━━━ DATA TO USE ━━━

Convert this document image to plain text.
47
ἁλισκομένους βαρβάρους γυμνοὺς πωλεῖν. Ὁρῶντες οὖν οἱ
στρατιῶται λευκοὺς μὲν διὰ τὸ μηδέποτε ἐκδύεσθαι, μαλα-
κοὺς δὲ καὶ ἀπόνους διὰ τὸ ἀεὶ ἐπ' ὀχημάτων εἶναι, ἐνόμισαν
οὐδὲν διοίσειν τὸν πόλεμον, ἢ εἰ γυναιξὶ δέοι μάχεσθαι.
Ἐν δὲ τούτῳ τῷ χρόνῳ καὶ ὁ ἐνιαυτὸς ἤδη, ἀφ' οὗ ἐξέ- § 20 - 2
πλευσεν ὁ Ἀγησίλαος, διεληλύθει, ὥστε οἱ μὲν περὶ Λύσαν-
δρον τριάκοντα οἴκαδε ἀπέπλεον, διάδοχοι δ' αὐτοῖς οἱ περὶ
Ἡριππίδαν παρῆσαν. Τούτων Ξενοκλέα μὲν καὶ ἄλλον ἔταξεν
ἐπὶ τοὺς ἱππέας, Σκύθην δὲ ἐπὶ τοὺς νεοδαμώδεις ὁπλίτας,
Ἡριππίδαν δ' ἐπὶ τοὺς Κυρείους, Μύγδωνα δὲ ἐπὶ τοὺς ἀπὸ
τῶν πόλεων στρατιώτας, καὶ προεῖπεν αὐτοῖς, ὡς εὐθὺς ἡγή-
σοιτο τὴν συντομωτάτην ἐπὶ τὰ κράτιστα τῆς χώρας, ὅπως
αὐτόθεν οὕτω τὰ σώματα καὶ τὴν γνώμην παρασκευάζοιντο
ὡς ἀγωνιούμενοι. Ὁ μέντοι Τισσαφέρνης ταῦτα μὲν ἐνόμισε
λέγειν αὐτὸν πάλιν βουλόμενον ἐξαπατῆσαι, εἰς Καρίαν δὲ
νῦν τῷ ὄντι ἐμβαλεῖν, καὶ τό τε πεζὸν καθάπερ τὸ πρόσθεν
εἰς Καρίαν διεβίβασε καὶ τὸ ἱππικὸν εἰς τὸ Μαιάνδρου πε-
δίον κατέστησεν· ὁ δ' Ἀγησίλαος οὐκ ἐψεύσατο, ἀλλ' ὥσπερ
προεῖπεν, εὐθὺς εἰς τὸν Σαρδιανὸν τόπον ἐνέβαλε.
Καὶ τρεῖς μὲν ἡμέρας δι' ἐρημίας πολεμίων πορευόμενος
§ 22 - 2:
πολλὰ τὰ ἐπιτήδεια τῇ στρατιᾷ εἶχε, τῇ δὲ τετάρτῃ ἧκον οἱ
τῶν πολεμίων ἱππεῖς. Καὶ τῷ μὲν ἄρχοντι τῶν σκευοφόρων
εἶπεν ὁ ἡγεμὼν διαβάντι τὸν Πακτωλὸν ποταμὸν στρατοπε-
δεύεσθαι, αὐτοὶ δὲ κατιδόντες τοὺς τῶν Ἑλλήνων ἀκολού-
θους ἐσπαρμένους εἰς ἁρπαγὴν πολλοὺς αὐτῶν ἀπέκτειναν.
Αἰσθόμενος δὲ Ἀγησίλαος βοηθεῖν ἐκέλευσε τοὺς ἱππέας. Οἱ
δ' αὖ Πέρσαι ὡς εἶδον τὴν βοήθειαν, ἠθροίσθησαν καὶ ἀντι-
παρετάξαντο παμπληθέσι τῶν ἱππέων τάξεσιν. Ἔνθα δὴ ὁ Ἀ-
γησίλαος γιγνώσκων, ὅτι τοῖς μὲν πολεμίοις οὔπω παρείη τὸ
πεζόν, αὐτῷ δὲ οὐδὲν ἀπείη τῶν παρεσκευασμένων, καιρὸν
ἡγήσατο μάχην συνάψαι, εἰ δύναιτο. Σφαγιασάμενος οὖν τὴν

━━━

Copy each line of the data that contains the word "προεῖπεν".

**RESULT OF THE TASK**.
τῶν πόλεων στρατιώτας, καὶ προεῖπεν αὐτοῖς, ὡς εὐθὺς ἡγή-
προεῖπεν, εὐθὺς εἰς τὸν Σαρδιανὸν τόπον ἐνέβαλε.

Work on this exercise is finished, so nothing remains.